__The exercise__:
Write out all of the lines below, exactly and completely.

__Supplied material__:

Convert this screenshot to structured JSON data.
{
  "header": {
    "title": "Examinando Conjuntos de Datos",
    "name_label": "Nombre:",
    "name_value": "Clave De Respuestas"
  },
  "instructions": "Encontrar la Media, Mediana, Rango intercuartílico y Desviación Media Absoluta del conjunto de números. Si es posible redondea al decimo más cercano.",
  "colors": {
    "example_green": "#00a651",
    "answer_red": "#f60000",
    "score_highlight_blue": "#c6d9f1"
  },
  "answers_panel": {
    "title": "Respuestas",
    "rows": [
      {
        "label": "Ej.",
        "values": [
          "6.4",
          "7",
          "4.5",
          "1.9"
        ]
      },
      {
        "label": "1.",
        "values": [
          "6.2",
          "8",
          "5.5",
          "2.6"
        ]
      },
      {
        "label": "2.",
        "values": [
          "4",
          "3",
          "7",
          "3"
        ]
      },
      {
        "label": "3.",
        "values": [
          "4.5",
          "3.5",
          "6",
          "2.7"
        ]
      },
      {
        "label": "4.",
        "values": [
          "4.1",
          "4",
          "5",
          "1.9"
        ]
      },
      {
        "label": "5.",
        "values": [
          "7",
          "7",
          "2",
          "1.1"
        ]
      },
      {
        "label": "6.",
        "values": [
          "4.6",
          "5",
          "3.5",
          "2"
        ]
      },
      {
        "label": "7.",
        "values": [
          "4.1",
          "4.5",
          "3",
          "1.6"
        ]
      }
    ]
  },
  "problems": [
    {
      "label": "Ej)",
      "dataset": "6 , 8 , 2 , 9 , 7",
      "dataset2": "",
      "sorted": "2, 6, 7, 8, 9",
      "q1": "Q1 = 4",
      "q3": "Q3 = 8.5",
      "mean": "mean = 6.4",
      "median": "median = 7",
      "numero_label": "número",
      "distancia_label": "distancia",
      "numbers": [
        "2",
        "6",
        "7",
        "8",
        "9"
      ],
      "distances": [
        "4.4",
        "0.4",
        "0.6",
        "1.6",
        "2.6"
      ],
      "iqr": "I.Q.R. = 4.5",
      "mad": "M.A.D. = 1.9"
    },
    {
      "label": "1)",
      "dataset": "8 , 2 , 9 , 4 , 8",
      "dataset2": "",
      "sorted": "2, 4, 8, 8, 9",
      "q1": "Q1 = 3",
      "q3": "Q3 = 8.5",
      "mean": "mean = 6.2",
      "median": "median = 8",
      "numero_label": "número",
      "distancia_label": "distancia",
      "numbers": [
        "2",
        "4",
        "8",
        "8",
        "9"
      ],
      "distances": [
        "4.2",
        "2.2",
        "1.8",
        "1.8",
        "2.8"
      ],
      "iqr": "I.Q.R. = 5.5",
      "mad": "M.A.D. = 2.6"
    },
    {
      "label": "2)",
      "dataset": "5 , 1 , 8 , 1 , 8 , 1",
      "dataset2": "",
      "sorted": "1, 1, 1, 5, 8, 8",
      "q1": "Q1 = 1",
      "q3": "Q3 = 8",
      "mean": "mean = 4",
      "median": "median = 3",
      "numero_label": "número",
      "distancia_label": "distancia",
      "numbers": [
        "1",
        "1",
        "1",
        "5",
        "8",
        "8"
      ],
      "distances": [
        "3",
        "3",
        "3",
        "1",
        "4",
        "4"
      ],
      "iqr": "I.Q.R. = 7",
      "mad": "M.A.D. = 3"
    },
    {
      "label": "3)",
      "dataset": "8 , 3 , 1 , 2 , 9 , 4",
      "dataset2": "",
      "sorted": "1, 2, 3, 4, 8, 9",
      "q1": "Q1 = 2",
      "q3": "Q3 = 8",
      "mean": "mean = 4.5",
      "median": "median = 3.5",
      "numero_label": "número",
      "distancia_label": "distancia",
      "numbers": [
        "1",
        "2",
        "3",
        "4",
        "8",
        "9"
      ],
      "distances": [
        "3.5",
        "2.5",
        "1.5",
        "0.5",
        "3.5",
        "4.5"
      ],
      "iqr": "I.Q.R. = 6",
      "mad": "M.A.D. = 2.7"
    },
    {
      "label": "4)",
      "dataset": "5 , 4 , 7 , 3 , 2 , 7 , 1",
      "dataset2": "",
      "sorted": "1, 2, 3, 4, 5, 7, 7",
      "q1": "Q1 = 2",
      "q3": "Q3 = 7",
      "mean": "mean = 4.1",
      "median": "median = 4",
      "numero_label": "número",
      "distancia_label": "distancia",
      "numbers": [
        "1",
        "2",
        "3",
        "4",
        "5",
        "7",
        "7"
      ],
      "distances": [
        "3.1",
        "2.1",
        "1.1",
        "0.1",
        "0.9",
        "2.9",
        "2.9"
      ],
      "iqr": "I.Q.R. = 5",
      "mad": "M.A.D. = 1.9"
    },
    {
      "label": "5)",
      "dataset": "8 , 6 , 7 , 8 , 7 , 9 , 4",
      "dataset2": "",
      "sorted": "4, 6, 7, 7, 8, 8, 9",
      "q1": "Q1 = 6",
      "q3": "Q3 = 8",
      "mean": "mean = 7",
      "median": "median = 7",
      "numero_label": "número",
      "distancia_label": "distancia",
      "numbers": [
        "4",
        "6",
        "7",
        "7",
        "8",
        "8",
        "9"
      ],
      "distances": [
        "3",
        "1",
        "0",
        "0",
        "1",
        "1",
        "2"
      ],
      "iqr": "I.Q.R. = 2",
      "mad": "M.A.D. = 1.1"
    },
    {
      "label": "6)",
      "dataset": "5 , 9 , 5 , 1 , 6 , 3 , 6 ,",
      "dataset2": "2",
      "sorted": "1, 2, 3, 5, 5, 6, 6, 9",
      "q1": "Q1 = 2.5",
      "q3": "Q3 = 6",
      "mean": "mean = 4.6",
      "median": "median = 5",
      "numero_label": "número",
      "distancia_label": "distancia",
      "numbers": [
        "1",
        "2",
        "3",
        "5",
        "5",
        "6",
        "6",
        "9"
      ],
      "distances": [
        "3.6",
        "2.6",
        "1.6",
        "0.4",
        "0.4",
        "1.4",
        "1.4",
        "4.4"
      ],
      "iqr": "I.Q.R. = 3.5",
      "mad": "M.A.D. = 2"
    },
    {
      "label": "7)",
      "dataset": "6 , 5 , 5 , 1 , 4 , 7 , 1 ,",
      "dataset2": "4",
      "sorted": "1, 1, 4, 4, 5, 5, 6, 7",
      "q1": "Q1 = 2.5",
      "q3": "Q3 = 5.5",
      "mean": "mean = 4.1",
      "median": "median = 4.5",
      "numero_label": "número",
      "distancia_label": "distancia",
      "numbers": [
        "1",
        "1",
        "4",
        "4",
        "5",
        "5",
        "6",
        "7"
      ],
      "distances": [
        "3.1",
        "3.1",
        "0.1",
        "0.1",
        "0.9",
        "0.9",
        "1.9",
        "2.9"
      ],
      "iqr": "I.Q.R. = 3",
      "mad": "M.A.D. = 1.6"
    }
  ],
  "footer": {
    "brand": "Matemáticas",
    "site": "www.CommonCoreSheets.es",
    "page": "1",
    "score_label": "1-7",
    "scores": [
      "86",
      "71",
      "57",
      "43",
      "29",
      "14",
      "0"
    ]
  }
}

__Task output__:
Convert this screenshot to structured JSON data.
{
  "header": {
    "title": "Examinando Conjuntos de Datos",
    "name_label": "Nombre:",
    "name_value": "Clave De Respuestas"
  },
  "instructions": "Encontrar la Media, Mediana, Rango intercuartílico y Desviación Media Absoluta del conjunto de números. Si es posible redondea al decimo más cercano.",
  "colors": {
    "example_green": "#00a651",
    "answer_red": "#f60000",
    "score_highlight_blue": "#c6d9f1"
  },
  "answers_panel": {
    "title": "Respuestas",
    "rows": [
      {
        "label": "Ej.",
        "values": [
          "6.4",
          "7",
          "4.5",
          "1.9"
        ]
      },
      {
        "label": "1.",
        "values": [
          "6.2",
          "8",
          "5.5",
          "2.6"
        ]
      },
      {
        "label": "2.",
        "values": [
          "4",
          "3",
          "7",
          "3"
        ]
      },
      {
        "label": "3.",
        "values": [
          "4.5",
          "3.5",
          "6",
          "2.7"
        ]
      },
      {
        "label": "4.",
        "values": [
          "4.1",
          "4",
          "5",
          "1.9"
        ]
      },
      {
        "label": "5.",
        "values": [
          "7",
          "7",
          "2",
          "1.1"
        ]
      },
      {
        "label": "6.",
        "values": [
          "4.6",
          "5",
          "3.5",
          "2"
        ]
      },
      {
        "label": "7.",
        "values": [
          "4.1",
          "4.5",
          "3",
          "1.6"
        ]
      }
    ]
  },
  "problems": [
    {
      "label": "Ej)",
      "dataset": "6 , 8 , 2 , 9 , 7",
      "dataset2": "",
      "sorted": "2, 6, 7, 8, 9",
      "q1": "Q1 = 4",
      "q3": "Q3 = 8.5",
      "mean": "mean = 6.4",
      "median": "median = 7",
      "numero_label": "número",
      "distancia_label": "distancia",
      "numbers": [
        "2",
        "6",
        "7",
        "8",
        "9"
      ],
      "distances": [
        "4.4",
        "0.4",
        "0.6",
        "1.6",
        "2.6"
      ],
      "iqr": "I.Q.R. = 4.5",
      "mad": "M.A.D. = 1.9"
    },
    {
      "label": "1)",
      "dataset": "8 , 2 , 9 , 4 , 8",
      "dataset2": "",
      "sorted": "2, 4, 8, 8, 9",
      "q1": "Q1 = 3",
      "q3": "Q3 = 8.5",
      "mean": "mean = 6.2",
      "median": "median = 8",
      "numero_label": "número",
      "distancia_label": "distancia",
      "numbers": [
        "2",
        "4",
        "8",
        "8",
        "9"
      ],
      "distances": [
        "4.2",
        "2.2",
        "1.8",
        "1.8",
        "2.8"
      ],
      "iqr": "I.Q.R. = 5.5",
      "mad": "M.A.D. = 2.6"
    },
    {
      "label": "2)",
      "dataset": "5 , 1 , 8 , 1 , 8 , 1",
      "dataset2": "",
      "sorted": "1, 1, 1, 5, 8, 8",
      "q1": "Q1 = 1",
      "q3": "Q3 = 8",
      "mean": "mean = 4",
      "median": "median = 3",
      "numero_label": "número",
      "distancia_label": "distancia",
      "numbers": [
        "1",
        "1",
        "1",
        "5",
        "8",
        "8"
      ],
      "distances": [
        "3",
        "3",
        "3",
        "1",
        "4",
        "4"
      ],
      "iqr": "I.Q.R. = 7",
      "mad": "M.A.D. = 3"
    },
    {
      "label": "3)",
      "dataset": "8 , 3 , 1 , 2 , 9 , 4",
      "dataset2": "",
      "sorted": "1, 2, 3, 4, 8, 9",
      "q1": "Q1 = 2",
      "q3": "Q3 = 8",
      "mean": "mean = 4.5",
      "median": "median = 3.5",
      "numero_label": "número",
      "distancia_label": "distancia",
      "numbers": [
        "1",
        "2",
        "3",
        "4",
        "8",
        "9"
      ],
      "distances": [
        "3.5",
        "2.5",
        "1.5",
        "0.5",
        "3.5",
        "4.5"
      ],
      "iqr": "I.Q.R. = 6",
      "mad": "M.A.D. = 2.7"
    },
    {
      "label": "4)",
      "dataset": "5 , 4 , 7 , 3 , 2 , 7 , 1",
      "dataset2": "",
      "sorted": "1, 2, 3, 4, 5, 7, 7",
      "q1": "Q1 = 2",
      "q3": "Q3 = 7",
      "mean": "mean = 4.1",
      "median": "median = 4",
      "numero_label": "número",
      "distancia_label": "distancia",
      "numbers": [
        "1",
        "2",
        "3",
        "4",
        "5",
        "7",
        "7"
      ],
      "distances": [
        "3.1",
        "2.1",
        "1.1",
        "0.1",
        "0.9",
        "2.9",
        "2.9"
      ],
      "iqr": "I.Q.R. = 5",
      "mad": "M.A.D. = 1.9"
    },
    {
      "label": "5)",
      "dataset": "8 , 6 , 7 , 8 , 7 , 9 , 4",
      "dataset2": "",
      "sorted": "4, 6, 7, 7, 8, 8, 9",
      "q1": "Q1 = 6",
      "q3": "Q3 = 8",
      "mean": "mean = 7",
      "median": "median = 7",
      "numero_label": "número",
      "distancia_label": "distancia",
      "numbers": [
        "4",
        "6",
        "7",
        "7",
        "8",
        "8",
        "9"
      ],
      "distances": [
        "3",
        "1",
        "0",
        "0",
        "1",
        "1",
        "2"
      ],
      "iqr": "I.Q.R. = 2",
      "mad": "M.A.D. = 1.1"
    },
    {
      "label": "6)",
      "dataset": "5 , 9 , 5 , 1 , 6 , 3 , 6 ,",
      "dataset2": "2",
      "sorted": "1, 2, 3, 5, 5, 6, 6, 9",
      "q1": "Q1 = 2.5",
      "q3": "Q3 = 6",
      "mean": "mean = 4.6",
      "median": "median = 5",
      "numero_label": "número",
      "distancia_label": "distancia",
      "numbers": [
        "1",
        "2",
        "3",
        "5",
        "5",
        "6",
        "6",
        "9"
      ],
      "distances": [
        "3.6",
        "2.6",
        "1.6",
        "0.4",
        "0.4",
        "1.4",
        "1.4",
        "4.4"
      ],
      "iqr": "I.Q.R. = 3.5",
      "mad": "M.A.D. = 2"
    },
    {
      "label": "7)",
      "dataset": "6 , 5 , 5 , 1 , 4 , 7 , 1 ,",
      "dataset2": "4",
      "sorted": "1, 1, 4, 4, 5, 5, 6, 7",
      "q1": "Q1 = 2.5",
      "q3": "Q3 = 5.5",
      "mean": "mean = 4.1",
      "median": "median = 4.5",
      "numero_label": "número",
      "distancia_label": "distancia",
      "numbers": [
        "1",
        "1",
        "4",
        "4",
        "5",
        "5",
        "6",
        "7"
      ],
      "distances": [
        "3.1",
        "3.1",
        "0.1",
        "0.1",
        "0.9",
        "0.9",
        "1.9",
        "2.9"
      ],
      "iqr": "I.Q.R. = 3",
      "mad": "M.A.D. = 1.6"
    }
  ],
  "footer": {
    "brand": "Matemáticas",
    "site": "www.CommonCoreSheets.es",
    "page": "1",
    "score_label": "1-7",
    "scores": [
      "86",
      "71",
      "57",
      "43",
      "29",
      "14",
      "0"
    ]
  }
}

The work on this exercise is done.